• **Exercise data**
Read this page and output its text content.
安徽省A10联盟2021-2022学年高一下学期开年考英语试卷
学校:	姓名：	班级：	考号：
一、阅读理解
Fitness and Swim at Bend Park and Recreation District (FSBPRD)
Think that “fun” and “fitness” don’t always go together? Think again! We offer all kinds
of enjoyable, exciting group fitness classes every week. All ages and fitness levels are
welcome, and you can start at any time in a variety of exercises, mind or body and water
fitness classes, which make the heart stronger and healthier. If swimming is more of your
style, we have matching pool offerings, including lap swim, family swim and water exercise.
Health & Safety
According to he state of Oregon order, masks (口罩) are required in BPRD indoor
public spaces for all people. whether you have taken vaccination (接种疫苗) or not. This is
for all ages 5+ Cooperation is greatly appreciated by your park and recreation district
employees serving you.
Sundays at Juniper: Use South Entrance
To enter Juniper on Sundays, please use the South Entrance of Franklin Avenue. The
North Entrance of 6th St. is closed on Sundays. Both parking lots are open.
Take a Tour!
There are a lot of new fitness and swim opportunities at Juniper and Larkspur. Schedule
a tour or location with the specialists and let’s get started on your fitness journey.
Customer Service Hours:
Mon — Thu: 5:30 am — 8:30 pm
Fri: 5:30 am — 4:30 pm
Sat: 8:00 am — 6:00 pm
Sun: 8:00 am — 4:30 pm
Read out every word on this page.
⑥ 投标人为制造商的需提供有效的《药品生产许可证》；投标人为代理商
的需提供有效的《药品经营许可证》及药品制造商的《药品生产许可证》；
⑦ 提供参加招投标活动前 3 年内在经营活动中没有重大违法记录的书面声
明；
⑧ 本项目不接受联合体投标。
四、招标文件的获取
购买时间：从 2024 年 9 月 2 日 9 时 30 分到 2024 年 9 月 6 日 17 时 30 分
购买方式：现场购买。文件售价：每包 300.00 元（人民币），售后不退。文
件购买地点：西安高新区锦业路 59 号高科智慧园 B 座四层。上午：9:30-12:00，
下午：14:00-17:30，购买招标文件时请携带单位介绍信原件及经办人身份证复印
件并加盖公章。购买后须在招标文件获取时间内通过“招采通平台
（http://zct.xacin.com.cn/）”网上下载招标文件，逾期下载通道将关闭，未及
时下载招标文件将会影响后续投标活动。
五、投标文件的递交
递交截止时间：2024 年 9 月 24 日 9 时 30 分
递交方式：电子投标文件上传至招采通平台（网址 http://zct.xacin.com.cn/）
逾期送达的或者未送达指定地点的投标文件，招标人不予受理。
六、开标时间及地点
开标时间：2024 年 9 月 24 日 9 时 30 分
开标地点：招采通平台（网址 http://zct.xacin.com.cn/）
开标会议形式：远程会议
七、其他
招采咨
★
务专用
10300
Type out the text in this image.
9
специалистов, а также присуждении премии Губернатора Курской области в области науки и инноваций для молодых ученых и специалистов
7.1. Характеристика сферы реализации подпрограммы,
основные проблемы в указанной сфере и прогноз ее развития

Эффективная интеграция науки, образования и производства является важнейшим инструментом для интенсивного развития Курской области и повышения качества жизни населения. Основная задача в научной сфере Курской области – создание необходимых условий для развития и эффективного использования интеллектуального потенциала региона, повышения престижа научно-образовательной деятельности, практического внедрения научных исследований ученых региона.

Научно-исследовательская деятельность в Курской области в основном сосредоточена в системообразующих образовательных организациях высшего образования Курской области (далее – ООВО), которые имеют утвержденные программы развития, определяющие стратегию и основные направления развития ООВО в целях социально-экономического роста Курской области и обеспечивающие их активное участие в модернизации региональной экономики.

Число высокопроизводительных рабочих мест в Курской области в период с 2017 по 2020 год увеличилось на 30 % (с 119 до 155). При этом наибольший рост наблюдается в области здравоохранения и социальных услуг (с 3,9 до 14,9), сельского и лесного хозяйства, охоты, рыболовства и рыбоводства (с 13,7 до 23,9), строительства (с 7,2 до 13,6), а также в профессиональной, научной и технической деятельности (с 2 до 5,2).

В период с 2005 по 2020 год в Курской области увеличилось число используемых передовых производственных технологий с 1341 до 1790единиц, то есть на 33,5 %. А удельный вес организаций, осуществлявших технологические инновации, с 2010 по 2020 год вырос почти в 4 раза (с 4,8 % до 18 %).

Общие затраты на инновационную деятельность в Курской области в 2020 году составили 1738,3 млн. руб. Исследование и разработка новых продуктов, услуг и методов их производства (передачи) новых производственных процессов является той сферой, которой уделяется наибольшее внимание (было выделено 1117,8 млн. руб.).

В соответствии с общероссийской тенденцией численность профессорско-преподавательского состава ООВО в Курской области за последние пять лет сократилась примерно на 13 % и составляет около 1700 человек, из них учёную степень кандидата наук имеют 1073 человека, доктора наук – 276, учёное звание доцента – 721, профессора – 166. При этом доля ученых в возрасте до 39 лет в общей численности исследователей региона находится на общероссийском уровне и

• **Stated exercise**
Extract each line from the listing above, please, and repeat it exactly.

• **Completed task**
Read this page and output its text content.
安徽省A10联盟2021-2022学年高一下学期开年考英语试卷
学校:	姓名：	班级：	考号：
一、阅读理解
Fitness and Swim at Bend Park and Recreation District (FSBPRD)
Think that “fun” and “fitness” don’t always go together? Think again! We offer all kinds
of enjoyable, exciting group fitness classes every week. All ages and fitness levels are
welcome, and you can start at any time in a variety of exercises, mind or body and water
fitness classes, which make the heart stronger and healthier. If swimming is more of your
style, we have matching pool offerings, including lap swim, family swim and water exercise.
Health & Safety
According to he state of Oregon order, masks (口罩) are required in BPRD indoor
public spaces for all people. whether you have taken vaccination (接种疫苗) or not. This is
for all ages 5+ Cooperation is greatly appreciated by your park and recreation district
employees serving you.
Sundays at Juniper: Use South Entrance
To enter Juniper on Sundays, please use the South Entrance of Franklin Avenue. The
North Entrance of 6th St. is closed on Sundays. Both parking lots are open.
Take a Tour!
There are a lot of new fitness and swim opportunities at Juniper and Larkspur. Schedule
a tour or location with the specialists and let’s get started on your fitness journey.
Customer Service Hours:
Mon — Thu: 5:30 am — 8:30 pm
Fri: 5:30 am — 4:30 pm
Sat: 8:00 am — 6:00 pm
Sun: 8:00 am — 4:30 pm
Read out every word on this page.
⑥ 投标人为制造商的需提供有效的《药品生产许可证》；投标人为代理商
的需提供有效的《药品经营许可证》及药品制造商的《药品生产许可证》；
⑦ 提供参加招投标活动前 3 年内在经营活动中没有重大违法记录的书面声
明；
⑧ 本项目不接受联合体投标。
四、招标文件的获取
购买时间：从 2024 年 9 月 2 日 9 时 30 分到 2024 年 9 月 6 日 17 时 30 分
购买方式：现场购买。文件售价：每包 300.00 元（人民币），售后不退。文
件购买地点：西安高新区锦业路 59 号高科智慧园 B 座四层。上午：9:30-12:00，
下午：14:00-17:30，购买招标文件时请携带单位介绍信原件及经办人身份证复印
件并加盖公章。购买后须在招标文件获取时间内通过“招采通平台
（http://zct.xacin.com.cn/）”网上下载招标文件，逾期下载通道将关闭，未及
时下载招标文件将会影响后续投标活动。
五、投标文件的递交
递交截止时间：2024 年 9 月 24 日 9 时 30 分
递交方式：电子投标文件上传至招采通平台（网址 http://zct.xacin.com.cn/）
逾期送达的或者未送达指定地点的投标文件，招标人不予受理。
六、开标时间及地点
开标时间：2024 年 9 月 24 日 9 时 30 分
开标地点：招采通平台（网址 http://zct.xacin.com.cn/）
开标会议形式：远程会议
七、其他
招采咨
★
务专用
10300
Type out the text in this image.
9
специалистов, а также присуждении премии Губернатора Курской области в области науки и инноваций для молодых ученых и специалистов
7.1. Характеристика сферы реализации подпрограммы,
основные проблемы в указанной сфере и прогноз ее развития

Эффективная интеграция науки, образования и производства является важнейшим инструментом для интенсивного развития Курской области и повышения качества жизни населения. Основная задача в научной сфере Курской области – создание необходимых условий для развития и эффективного использования интеллектуального потенциала региона, повышения престижа научно-образовательной деятельности, практического внедрения научных исследований ученых региона.

Научно-исследовательская деятельность в Курской области в основном сосредоточена в системообразующих образовательных организациях высшего образования Курской области (далее – ООВО), которые имеют утвержденные программы развития, определяющие стратегию и основные направления развития ООВО в целях социально-экономического роста Курской области и обеспечивающие их активное участие в модернизации региональной экономики.

Число высокопроизводительных рабочих мест в Курской области в период с 2017 по 2020 год увеличилось на 30 % (с 119 до 155). При этом наибольший рост наблюдается в области здравоохранения и социальных услуг (с 3,9 до 14,9), сельского и лесного хозяйства, охоты, рыболовства и рыбоводства (с 13,7 до 23,9), строительства (с 7,2 до 13,6), а также в профессиональной, научной и технической деятельности (с 2 до 5,2).

В период с 2005 по 2020 год в Курской области увеличилось число используемых передовых производственных технологий с 1341 до 1790единиц, то есть на 33,5 %. А удельный вес организаций, осуществлявших технологические инновации, с 2010 по 2020 год вырос почти в 4 раза (с 4,8 % до 18 %).

Общие затраты на инновационную деятельность в Курской области в 2020 году составили 1738,3 млн. руб. Исследование и разработка новых продуктов, услуг и методов их производства (передачи) новых производственных процессов является той сферой, которой уделяется наибольшее внимание (было выделено 1117,8 млн. руб.).

В соответствии с общероссийской тенденцией численность профессорско-преподавательского состава ООВО в Курской области за последние пять лет сократилась примерно на 13 % и составляет около 1700 человек, из них учёную степень кандидата наук имеют 1073 человека, доктора наук – 276, учёное звание доцента – 721, профессора – 166. При этом доля ученых в возрасте до 39 лет в общей численности исследователей региона находится на общероссийском уровне и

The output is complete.